**EXERCISE OBJECTIVE:** The records below are made of lines; count those holding the word "vaqtda" and give the number only.

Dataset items
◆ ◆ ◆ ◆
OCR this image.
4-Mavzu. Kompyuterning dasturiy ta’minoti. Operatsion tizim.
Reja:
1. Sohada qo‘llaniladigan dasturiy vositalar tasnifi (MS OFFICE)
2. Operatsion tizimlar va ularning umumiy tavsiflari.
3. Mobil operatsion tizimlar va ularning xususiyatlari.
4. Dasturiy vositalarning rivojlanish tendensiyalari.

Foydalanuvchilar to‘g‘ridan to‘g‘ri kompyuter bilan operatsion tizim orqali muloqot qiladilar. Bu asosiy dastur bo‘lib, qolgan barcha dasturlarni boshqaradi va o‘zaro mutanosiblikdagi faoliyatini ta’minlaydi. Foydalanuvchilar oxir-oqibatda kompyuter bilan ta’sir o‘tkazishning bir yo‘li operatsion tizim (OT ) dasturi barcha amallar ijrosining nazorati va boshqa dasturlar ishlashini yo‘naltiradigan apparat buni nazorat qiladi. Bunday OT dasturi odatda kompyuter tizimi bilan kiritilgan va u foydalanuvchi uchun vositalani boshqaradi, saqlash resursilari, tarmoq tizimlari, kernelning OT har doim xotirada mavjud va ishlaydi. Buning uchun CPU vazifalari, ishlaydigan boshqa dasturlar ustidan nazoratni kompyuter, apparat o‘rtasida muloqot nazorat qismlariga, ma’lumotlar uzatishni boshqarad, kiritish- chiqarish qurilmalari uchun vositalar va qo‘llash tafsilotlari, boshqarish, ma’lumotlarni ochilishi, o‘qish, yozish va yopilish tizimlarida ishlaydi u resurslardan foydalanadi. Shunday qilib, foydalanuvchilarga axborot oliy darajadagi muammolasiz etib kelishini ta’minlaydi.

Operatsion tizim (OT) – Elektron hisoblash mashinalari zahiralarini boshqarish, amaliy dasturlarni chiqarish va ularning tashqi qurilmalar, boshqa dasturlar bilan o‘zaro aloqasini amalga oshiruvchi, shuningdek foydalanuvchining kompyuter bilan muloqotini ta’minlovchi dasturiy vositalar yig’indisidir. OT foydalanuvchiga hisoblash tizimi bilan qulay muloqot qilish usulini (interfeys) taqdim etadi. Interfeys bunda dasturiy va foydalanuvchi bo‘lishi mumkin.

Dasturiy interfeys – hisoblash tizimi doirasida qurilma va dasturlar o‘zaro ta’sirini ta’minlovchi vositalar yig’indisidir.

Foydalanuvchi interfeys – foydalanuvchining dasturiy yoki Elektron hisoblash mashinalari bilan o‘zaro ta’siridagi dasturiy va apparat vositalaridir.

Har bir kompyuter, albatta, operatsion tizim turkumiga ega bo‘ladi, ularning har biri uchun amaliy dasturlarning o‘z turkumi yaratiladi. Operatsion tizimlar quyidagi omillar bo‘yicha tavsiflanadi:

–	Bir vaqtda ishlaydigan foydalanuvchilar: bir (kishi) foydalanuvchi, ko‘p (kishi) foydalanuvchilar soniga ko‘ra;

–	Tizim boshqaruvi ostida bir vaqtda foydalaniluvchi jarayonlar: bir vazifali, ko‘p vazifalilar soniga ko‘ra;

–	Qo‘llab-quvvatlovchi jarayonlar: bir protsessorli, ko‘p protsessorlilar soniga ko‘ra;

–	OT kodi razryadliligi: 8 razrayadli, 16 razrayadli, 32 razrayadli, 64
◆ ◆ ◆ ◆
**WORKED SOLUTION:** 2